Every line of the data that contains the string "SDTVAR" must be copied.

Dataset rows:
◆ ◆ ◆ ◆ ◆ ◆ ◆

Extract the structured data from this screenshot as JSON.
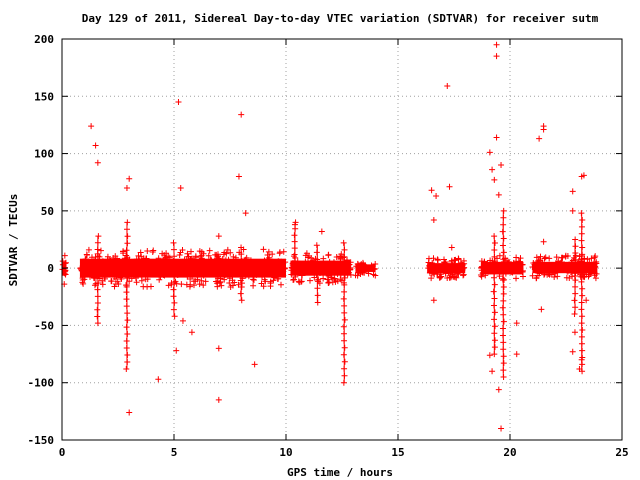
{
  "chart_data": {
    "type": "scatter",
    "title": "Day 129 of 2011, Sidereal Day-to-day VTEC variation (SDTVAR) for receiver sutm",
    "xlabel": "GPS time / hours",
    "ylabel": "SDTVAR / TECUs",
    "xlim": [
      0,
      25
    ],
    "ylim": [
      -150,
      200
    ],
    "xticks": [
      0,
      5,
      10,
      15,
      20,
      25
    ],
    "yticks": [
      -150,
      -100,
      -50,
      0,
      50,
      100,
      150,
      200
    ],
    "grid": true,
    "marker": "+",
    "color": "#ff0000",
    "dense_segments": [
      {
        "x_start": 0.0,
        "x_end": 0.2,
        "y_min": -12,
        "y_max": 10
      },
      {
        "x_start": 0.8,
        "x_end": 10.0,
        "y_min": -15,
        "y_max": 15
      },
      {
        "x_start": 10.2,
        "x_end": 12.9,
        "y_min": -12,
        "y_max": 12
      },
      {
        "x_start": 13.1,
        "x_end": 14.0,
        "y_min": -6,
        "y_max": 6
      },
      {
        "x_start": 16.3,
        "x_end": 18.0,
        "y_min": -8,
        "y_max": 8
      },
      {
        "x_start": 18.7,
        "x_end": 20.6,
        "y_min": -10,
        "y_max": 10
      },
      {
        "x_start": 21.0,
        "x_end": 23.9,
        "y_min": -8,
        "y_max": 10
      }
    ],
    "spikes": [
      {
        "x": 2.9,
        "y_min": -88,
        "y_max": 40
      },
      {
        "x": 1.6,
        "y_min": -48,
        "y_max": 28
      },
      {
        "x": 12.6,
        "y_min": -100,
        "y_max": 22
      },
      {
        "x": 19.7,
        "y_min": -95,
        "y_max": 50
      },
      {
        "x": 19.3,
        "y_min": -75,
        "y_max": 28
      },
      {
        "x": 23.2,
        "y_min": -90,
        "y_max": 48
      },
      {
        "x": 5.0,
        "y_min": -42,
        "y_max": 22
      },
      {
        "x": 8.0,
        "y_min": -28,
        "y_max": 18
      },
      {
        "x": 11.4,
        "y_min": -30,
        "y_max": 20
      },
      {
        "x": 10.4,
        "y_min": -5,
        "y_max": 40
      },
      {
        "x": 22.9,
        "y_min": -40,
        "y_max": 25
      }
    ],
    "outliers": [
      {
        "x": 1.3,
        "y": 124
      },
      {
        "x": 1.5,
        "y": 107
      },
      {
        "x": 1.6,
        "y": 92
      },
      {
        "x": 3.0,
        "y": 78
      },
      {
        "x": 2.9,
        "y": 70
      },
      {
        "x": 3.0,
        "y": -126
      },
      {
        "x": 4.3,
        "y": -97
      },
      {
        "x": 5.2,
        "y": 145
      },
      {
        "x": 5.3,
        "y": 70
      },
      {
        "x": 5.1,
        "y": -72
      },
      {
        "x": 5.4,
        "y": -46
      },
      {
        "x": 5.8,
        "y": -56
      },
      {
        "x": 7.0,
        "y": -115
      },
      {
        "x": 7.0,
        "y": -70
      },
      {
        "x": 7.0,
        "y": 28
      },
      {
        "x": 8.0,
        "y": 134
      },
      {
        "x": 7.9,
        "y": 80
      },
      {
        "x": 8.2,
        "y": 48
      },
      {
        "x": 8.6,
        "y": -84
      },
      {
        "x": 10.4,
        "y": 38
      },
      {
        "x": 11.6,
        "y": 32
      },
      {
        "x": 16.5,
        "y": 68
      },
      {
        "x": 16.7,
        "y": 63
      },
      {
        "x": 16.6,
        "y": 42
      },
      {
        "x": 16.6,
        "y": -28
      },
      {
        "x": 17.2,
        "y": 159
      },
      {
        "x": 17.3,
        "y": 71
      },
      {
        "x": 17.4,
        "y": 18
      },
      {
        "x": 19.4,
        "y": 195
      },
      {
        "x": 19.4,
        "y": 185
      },
      {
        "x": 19.4,
        "y": 114
      },
      {
        "x": 19.1,
        "y": 101
      },
      {
        "x": 19.2,
        "y": 86
      },
      {
        "x": 19.3,
        "y": 77
      },
      {
        "x": 19.6,
        "y": 90
      },
      {
        "x": 19.5,
        "y": 64
      },
      {
        "x": 19.6,
        "y": -140
      },
      {
        "x": 19.5,
        "y": -106
      },
      {
        "x": 19.2,
        "y": -90
      },
      {
        "x": 19.1,
        "y": -76
      },
      {
        "x": 20.3,
        "y": -48
      },
      {
        "x": 20.3,
        "y": -75
      },
      {
        "x": 21.3,
        "y": 113
      },
      {
        "x": 21.5,
        "y": 124
      },
      {
        "x": 21.5,
        "y": 121
      },
      {
        "x": 21.5,
        "y": 23
      },
      {
        "x": 21.4,
        "y": -36
      },
      {
        "x": 22.8,
        "y": 67
      },
      {
        "x": 22.8,
        "y": 50
      },
      {
        "x": 23.2,
        "y": 80
      },
      {
        "x": 23.3,
        "y": 81
      },
      {
        "x": 22.9,
        "y": -56
      },
      {
        "x": 22.8,
        "y": -73
      },
      {
        "x": 23.2,
        "y": -80
      },
      {
        "x": 23.1,
        "y": -88
      },
      {
        "x": 23.4,
        "y": -28
      },
      {
        "x": 0.1,
        "y": -14
      }
    ]
  }
}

◆ ◆ ◆ ◆ ◆ ◆ ◆

SOLVED PROBLEM -
    "title": "Day 129 of 2011, Sidereal Day-to-day VTEC variation (SDTVAR) for receiver sutm",
    "ylabel": "SDTVAR / TECUs",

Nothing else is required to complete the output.